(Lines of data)
☆ ☆ ☆ ☆ ☆
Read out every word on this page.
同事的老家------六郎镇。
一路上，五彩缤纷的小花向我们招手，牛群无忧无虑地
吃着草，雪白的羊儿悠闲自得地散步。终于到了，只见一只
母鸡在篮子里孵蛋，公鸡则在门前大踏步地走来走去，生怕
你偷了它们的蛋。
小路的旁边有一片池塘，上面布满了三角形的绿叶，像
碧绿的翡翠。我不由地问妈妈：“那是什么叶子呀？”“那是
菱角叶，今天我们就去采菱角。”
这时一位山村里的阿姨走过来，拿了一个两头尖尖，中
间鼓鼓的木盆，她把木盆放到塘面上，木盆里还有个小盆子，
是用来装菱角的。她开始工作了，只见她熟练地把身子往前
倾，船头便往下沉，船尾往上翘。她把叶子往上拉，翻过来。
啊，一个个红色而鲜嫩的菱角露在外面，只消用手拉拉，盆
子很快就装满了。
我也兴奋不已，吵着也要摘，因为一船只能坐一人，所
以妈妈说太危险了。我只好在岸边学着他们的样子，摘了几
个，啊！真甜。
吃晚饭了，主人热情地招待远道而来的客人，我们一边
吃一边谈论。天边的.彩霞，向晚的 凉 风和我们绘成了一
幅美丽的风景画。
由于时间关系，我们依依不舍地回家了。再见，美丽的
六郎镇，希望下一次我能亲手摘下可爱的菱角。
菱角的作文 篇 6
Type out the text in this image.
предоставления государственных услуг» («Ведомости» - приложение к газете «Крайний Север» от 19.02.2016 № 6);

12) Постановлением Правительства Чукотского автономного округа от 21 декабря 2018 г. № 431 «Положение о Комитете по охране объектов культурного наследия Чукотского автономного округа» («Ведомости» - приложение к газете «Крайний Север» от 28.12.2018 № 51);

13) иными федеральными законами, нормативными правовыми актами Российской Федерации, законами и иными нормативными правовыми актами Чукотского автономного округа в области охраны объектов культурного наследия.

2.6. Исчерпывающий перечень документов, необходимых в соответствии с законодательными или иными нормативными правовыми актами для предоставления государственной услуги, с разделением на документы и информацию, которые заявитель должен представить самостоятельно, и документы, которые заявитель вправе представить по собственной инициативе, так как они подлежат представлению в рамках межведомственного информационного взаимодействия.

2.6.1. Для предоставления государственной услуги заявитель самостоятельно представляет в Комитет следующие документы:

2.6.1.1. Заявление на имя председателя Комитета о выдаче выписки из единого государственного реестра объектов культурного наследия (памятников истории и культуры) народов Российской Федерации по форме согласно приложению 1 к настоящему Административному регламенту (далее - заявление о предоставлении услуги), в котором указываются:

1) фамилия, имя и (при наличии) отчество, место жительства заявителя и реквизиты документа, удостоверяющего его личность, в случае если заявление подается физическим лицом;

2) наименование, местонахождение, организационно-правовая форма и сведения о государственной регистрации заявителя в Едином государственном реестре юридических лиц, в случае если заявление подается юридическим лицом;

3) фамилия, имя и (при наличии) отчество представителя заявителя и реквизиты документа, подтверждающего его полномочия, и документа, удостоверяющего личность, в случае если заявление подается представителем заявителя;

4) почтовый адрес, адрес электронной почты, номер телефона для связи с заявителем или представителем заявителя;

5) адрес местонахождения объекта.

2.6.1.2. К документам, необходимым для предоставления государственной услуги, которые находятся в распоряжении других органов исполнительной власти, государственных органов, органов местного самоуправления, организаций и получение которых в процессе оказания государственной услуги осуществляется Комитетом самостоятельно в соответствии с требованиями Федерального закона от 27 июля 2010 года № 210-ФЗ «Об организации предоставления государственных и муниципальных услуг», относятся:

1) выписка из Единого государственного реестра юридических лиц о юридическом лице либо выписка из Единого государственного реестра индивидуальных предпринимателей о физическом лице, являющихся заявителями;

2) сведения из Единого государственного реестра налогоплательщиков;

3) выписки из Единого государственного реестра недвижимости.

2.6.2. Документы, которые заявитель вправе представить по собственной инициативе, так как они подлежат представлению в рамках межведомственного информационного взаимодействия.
☆ ☆ ☆ ☆ ☆
Nothing may be left out: return each entry exactly as it reads.

Exercise result >>
Read out every word on this page.
同事的老家------六郎镇。
一路上，五彩缤纷的小花向我们招手，牛群无忧无虑地
吃着草，雪白的羊儿悠闲自得地散步。终于到了，只见一只
母鸡在篮子里孵蛋，公鸡则在门前大踏步地走来走去，生怕
你偷了它们的蛋。
小路的旁边有一片池塘，上面布满了三角形的绿叶，像
碧绿的翡翠。我不由地问妈妈：“那是什么叶子呀？”“那是
菱角叶，今天我们就去采菱角。”
这时一位山村里的阿姨走过来，拿了一个两头尖尖，中
间鼓鼓的木盆，她把木盆放到塘面上，木盆里还有个小盆子，
是用来装菱角的。她开始工作了，只见她熟练地把身子往前
倾，船头便往下沉，船尾往上翘。她把叶子往上拉，翻过来。
啊，一个个红色而鲜嫩的菱角露在外面，只消用手拉拉，盆
子很快就装满了。
我也兴奋不已，吵着也要摘，因为一船只能坐一人，所
以妈妈说太危险了。我只好在岸边学着他们的样子，摘了几
个，啊！真甜。
吃晚饭了，主人热情地招待远道而来的客人，我们一边
吃一边谈论。天边的.彩霞，向晚的 凉 风和我们绘成了一
幅美丽的风景画。
由于时间关系，我们依依不舍地回家了。再见，美丽的
六郎镇，希望下一次我能亲手摘下可爱的菱角。
菱角的作文 篇 6
Type out the text in this image.
предоставления государственных услуг» («Ведомости» - приложение к газете «Крайний Север» от 19.02.2016 № 6);

12) Постановлением Правительства Чукотского автономного округа от 21 декабря 2018 г. № 431 «Положение о Комитете по охране объектов культурного наследия Чукотского автономного округа» («Ведомости» - приложение к газете «Крайний Север» от 28.12.2018 № 51);

13) иными федеральными законами, нормативными правовыми актами Российской Федерации, законами и иными нормативными правовыми актами Чукотского автономного округа в области охраны объектов культурного наследия.

2.6. Исчерпывающий перечень документов, необходимых в соответствии с законодательными или иными нормативными правовыми актами для предоставления государственной услуги, с разделением на документы и информацию, которые заявитель должен представить самостоятельно, и документы, которые заявитель вправе представить по собственной инициативе, так как они подлежат представлению в рамках межведомственного информационного взаимодействия.

2.6.1. Для предоставления государственной услуги заявитель самостоятельно представляет в Комитет следующие документы:

2.6.1.1. Заявление на имя председателя Комитета о выдаче выписки из единого государственного реестра объектов культурного наследия (памятников истории и культуры) народов Российской Федерации по форме согласно приложению 1 к настоящему Административному регламенту (далее - заявление о предоставлении услуги), в котором указываются:

1) фамилия, имя и (при наличии) отчество, место жительства заявителя и реквизиты документа, удостоверяющего его личность, в случае если заявление подается физическим лицом;

2) наименование, местонахождение, организационно-правовая форма и сведения о государственной регистрации заявителя в Едином государственном реестре юридических лиц, в случае если заявление подается юридическим лицом;

3) фамилия, имя и (при наличии) отчество представителя заявителя и реквизиты документа, подтверждающего его полномочия, и документа, удостоверяющего личность, в случае если заявление подается представителем заявителя;

4) почтовый адрес, адрес электронной почты, номер телефона для связи с заявителем или представителем заявителя;

5) адрес местонахождения объекта.

2.6.1.2. К документам, необходимым для предоставления государственной услуги, которые находятся в распоряжении других органов исполнительной власти, государственных органов, органов местного самоуправления, организаций и получение которых в процессе оказания государственной услуги осуществляется Комитетом самостоятельно в соответствии с требованиями Федерального закона от 27 июля 2010 года № 210-ФЗ «Об организации предоставления государственных и муниципальных услуг», относятся:

1) выписка из Единого государственного реестра юридических лиц о юридическом лице либо выписка из Единого государственного реестра индивидуальных предпринимателей о физическом лице, являющихся заявителями;

2) сведения из Единого государственного реестра налогоплательщиков;

3) выписки из Единого государственного реестра недвижимости.

2.6.2. Документы, которые заявитель вправе представить по собственной инициативе, так как они подлежат представлению в рамках межведомственного информационного взаимодействия.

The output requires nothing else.